start Dataset rows
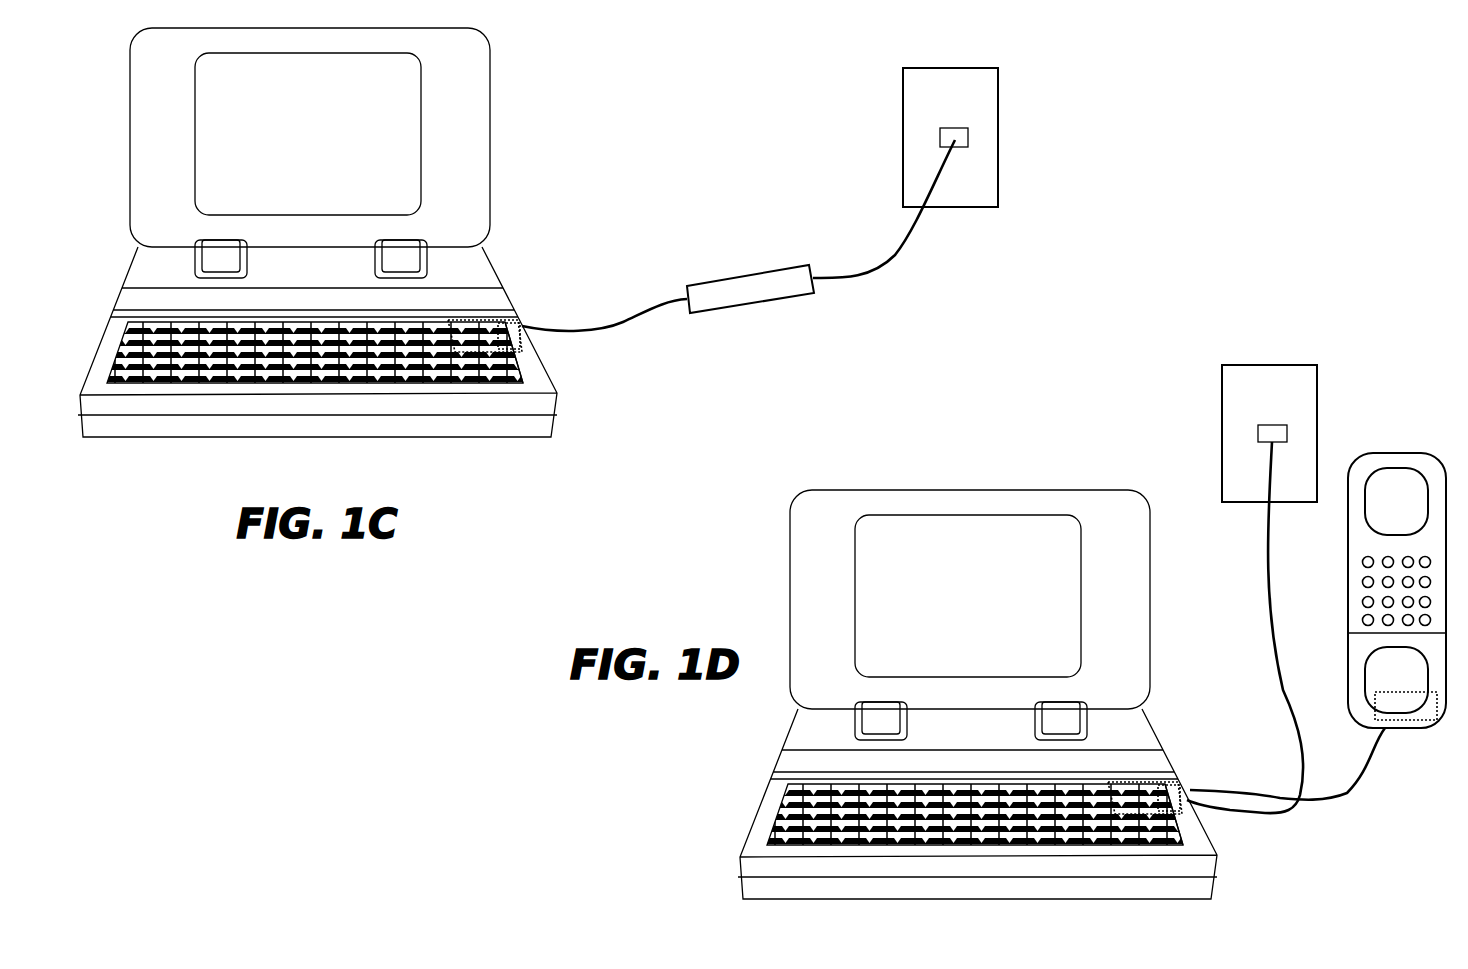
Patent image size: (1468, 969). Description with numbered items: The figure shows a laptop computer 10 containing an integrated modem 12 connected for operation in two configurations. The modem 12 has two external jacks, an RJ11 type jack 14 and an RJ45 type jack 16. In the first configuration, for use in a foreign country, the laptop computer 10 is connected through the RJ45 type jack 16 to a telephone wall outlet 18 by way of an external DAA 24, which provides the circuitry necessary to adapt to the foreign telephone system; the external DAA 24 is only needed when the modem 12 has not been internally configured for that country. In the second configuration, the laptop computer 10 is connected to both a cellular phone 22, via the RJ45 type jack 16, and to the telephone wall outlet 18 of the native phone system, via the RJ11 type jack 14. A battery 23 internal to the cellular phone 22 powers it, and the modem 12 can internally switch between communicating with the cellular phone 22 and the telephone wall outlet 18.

In FIG. 1C, the laptop computer 10 is at (83, 440).
In FIG. 1D, the laptop computer 10 is at (745, 850).
In FIG. 1C, the modem 12 is at (517, 317).
In FIG. 1D, the modem 12 is at (1173, 778).
In FIG. 1C, the RJ11 type jack 14 is at (533, 345).
In FIG. 1D, the RJ11 type jack 14 is at (1193, 805).
In FIG. 1C, the RJ45 type jack 16 is at (522, 327).
In FIG. 1D, the RJ45 type jack 16 is at (1185, 789).
In FIG. 1C, the telephone wall outlet 18 is at (965, 207).
In FIG. 1D, the telephone wall outlet 18 is at (1282, 365).
In FIG. 1D, the cellular phone 22 is at (1405, 728).
In FIG. 1D, the battery 23 is at (1322, 637).
In FIG. 1C, the external DAA 24 is at (725, 310).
end Dataset rows
— The task —
Copy out every row above word for word, omitting the pictures.

— Written response —
Patent image size: (1468, 969). Description with numbered items: The figure shows a laptop computer 10 containing an integrated modem 12 connected for operation in two configurations. The modem 12 has two external jacks, an RJ11 type jack 14 and an RJ45 type jack 16. In the first configuration, for use in a foreign country, the laptop computer 10 is connected through the RJ45 type jack 16 to a telephone wall outlet 18 by way of an external DAA 24, which provides the circuitry necessary to adapt to the foreign telephone system; the external DAA 24 is only needed when the modem 12 has not been internally configured for that country. In the second configuration, the laptop computer 10 is connected to both a cellular phone 22, via the RJ45 type jack 16, and to the telephone wall outlet 18 of the native phone system, via the RJ11 type jack 14. A battery 23 internal to the cellular phone 22 powers it, and the modem 12 can internally switch between communicating with the cellular phone 22 and the telephone wall outlet 18.

In FIG. 1C, the laptop computer 10 is at (83, 440).
In FIG. 1D, the laptop computer 10 is at (745, 850).
In FIG. 1C, the modem 12 is at (517, 317).
In FIG. 1D, the modem 12 is at (1173, 778).
In FIG. 1C, the RJ11 type jack 14 is at (533, 345).
In FIG. 1D, the RJ11 type jack 14 is at (1193, 805).
In FIG. 1C, the RJ45 type jack 16 is at (522, 327).
In FIG. 1D, the RJ45 type jack 16 is at (1185, 789).
In FIG. 1C, the telephone wall outlet 18 is at (965, 207).
In FIG. 1D, the telephone wall outlet 18 is at (1282, 365).
In FIG. 1D, the cellular phone 22 is at (1405, 728).
In FIG. 1D, the battery 23 is at (1322, 637).
In FIG. 1C, the external DAA 24 is at (725, 310).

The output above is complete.